[OBJECTIVE] Present every line in which the string "health" appears.

─── EXERCISE MATERIALS

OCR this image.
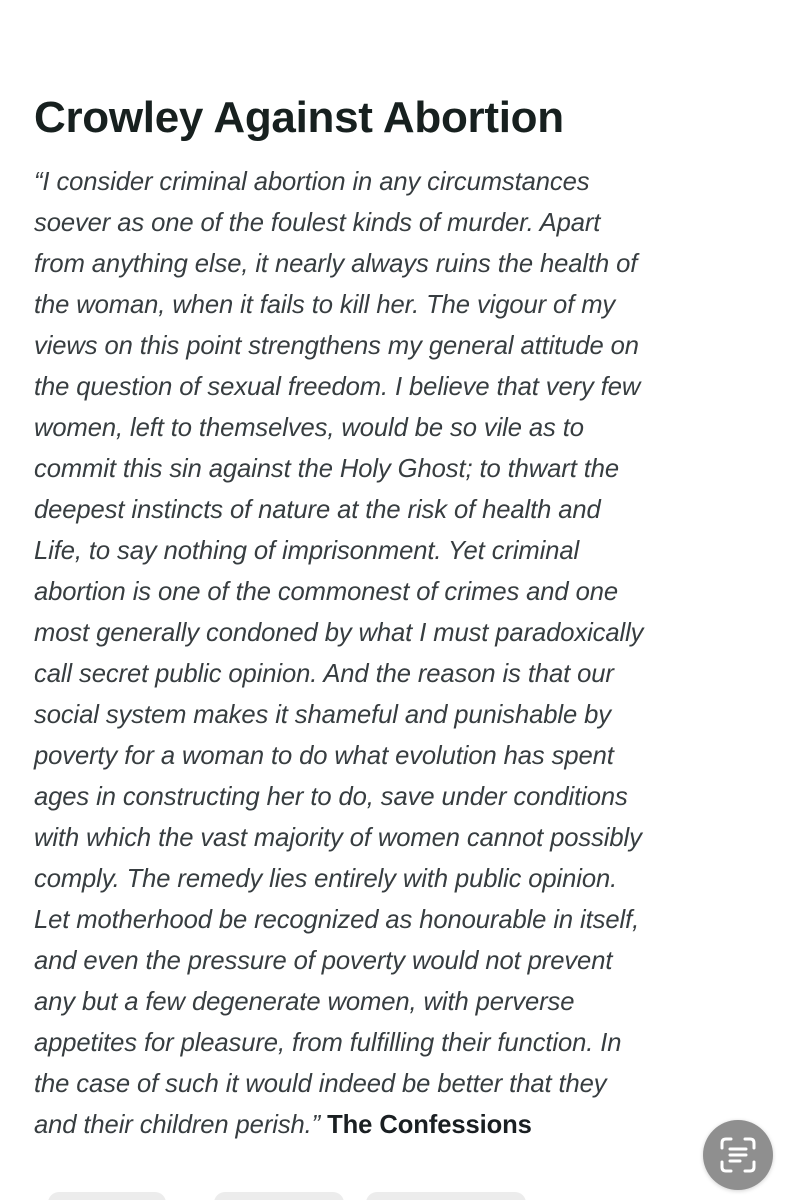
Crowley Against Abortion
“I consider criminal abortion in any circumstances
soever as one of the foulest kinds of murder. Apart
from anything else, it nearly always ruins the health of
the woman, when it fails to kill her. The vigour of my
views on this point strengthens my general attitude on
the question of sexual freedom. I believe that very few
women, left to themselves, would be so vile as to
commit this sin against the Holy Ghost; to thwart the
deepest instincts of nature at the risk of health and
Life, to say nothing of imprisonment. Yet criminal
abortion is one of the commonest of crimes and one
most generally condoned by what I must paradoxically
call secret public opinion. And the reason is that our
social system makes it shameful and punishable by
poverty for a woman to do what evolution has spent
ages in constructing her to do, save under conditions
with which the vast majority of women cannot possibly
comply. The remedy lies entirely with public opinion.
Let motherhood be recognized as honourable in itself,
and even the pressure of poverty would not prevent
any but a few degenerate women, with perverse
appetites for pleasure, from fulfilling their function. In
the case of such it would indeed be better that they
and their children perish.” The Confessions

──────
─── EXERCISE MATERIALS

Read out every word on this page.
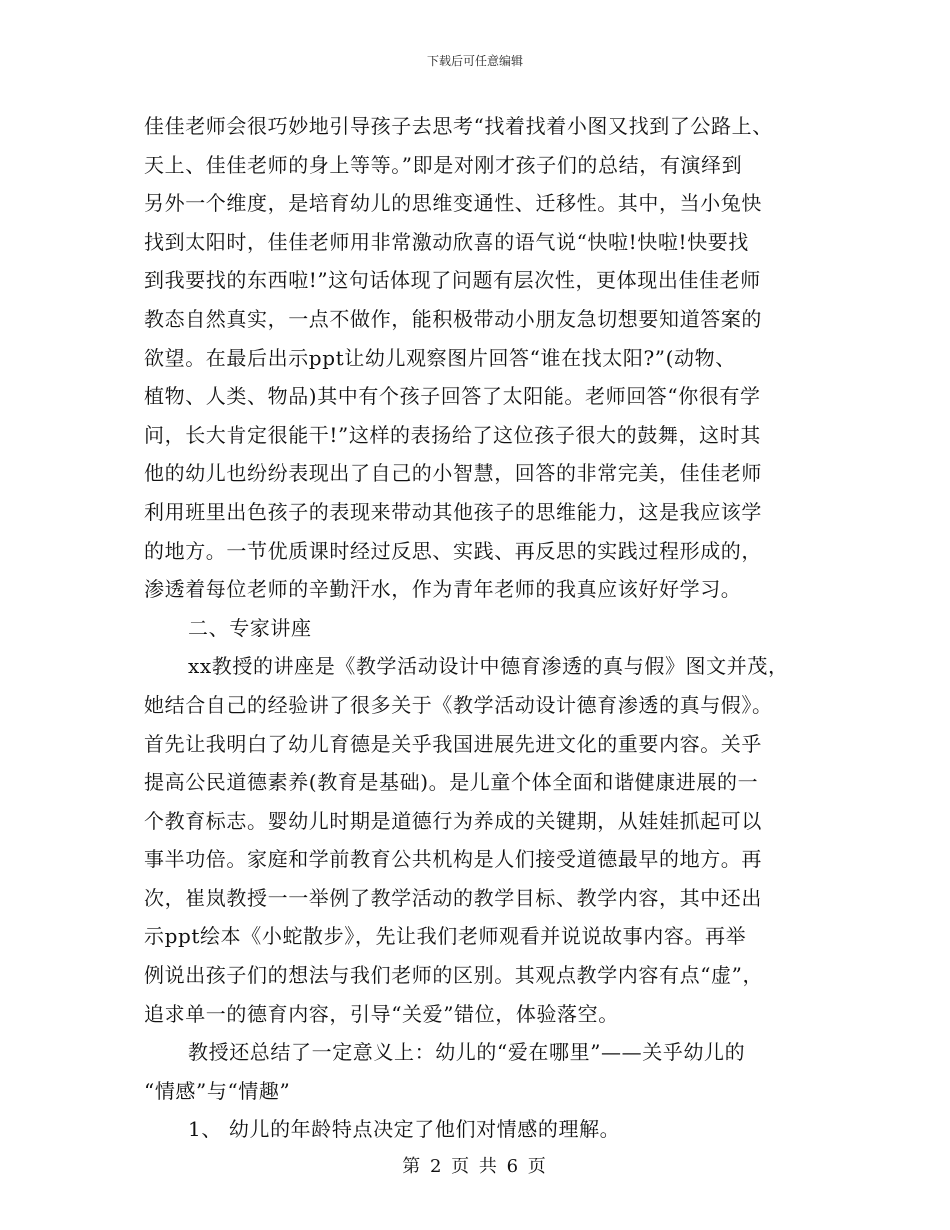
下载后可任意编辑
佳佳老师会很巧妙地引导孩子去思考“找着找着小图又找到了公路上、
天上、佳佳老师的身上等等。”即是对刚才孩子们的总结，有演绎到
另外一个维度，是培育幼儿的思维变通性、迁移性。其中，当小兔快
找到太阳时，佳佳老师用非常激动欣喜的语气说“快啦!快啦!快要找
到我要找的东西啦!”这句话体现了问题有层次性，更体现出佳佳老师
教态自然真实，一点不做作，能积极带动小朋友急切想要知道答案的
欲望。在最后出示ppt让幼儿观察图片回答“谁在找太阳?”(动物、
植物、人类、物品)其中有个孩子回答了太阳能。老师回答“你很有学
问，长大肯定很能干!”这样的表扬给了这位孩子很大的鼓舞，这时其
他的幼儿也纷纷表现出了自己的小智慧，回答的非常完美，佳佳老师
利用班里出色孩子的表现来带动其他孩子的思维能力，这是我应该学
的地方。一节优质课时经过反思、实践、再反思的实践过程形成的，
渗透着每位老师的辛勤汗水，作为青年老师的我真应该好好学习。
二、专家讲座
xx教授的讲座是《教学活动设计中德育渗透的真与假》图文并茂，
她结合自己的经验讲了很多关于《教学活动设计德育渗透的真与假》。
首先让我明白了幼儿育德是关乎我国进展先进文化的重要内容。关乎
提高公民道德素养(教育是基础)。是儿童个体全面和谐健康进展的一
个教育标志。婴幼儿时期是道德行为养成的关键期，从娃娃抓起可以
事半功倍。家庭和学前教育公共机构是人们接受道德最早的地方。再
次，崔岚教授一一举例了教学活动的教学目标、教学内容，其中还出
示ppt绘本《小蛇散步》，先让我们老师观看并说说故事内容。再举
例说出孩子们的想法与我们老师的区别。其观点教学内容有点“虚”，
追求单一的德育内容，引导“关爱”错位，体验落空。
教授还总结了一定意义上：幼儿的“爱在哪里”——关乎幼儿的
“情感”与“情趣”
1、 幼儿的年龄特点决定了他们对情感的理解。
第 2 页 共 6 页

──────

[ANSWER BELOW]
from anything else, it nearly always ruins the health of
deepest instincts of nature at the risk of health and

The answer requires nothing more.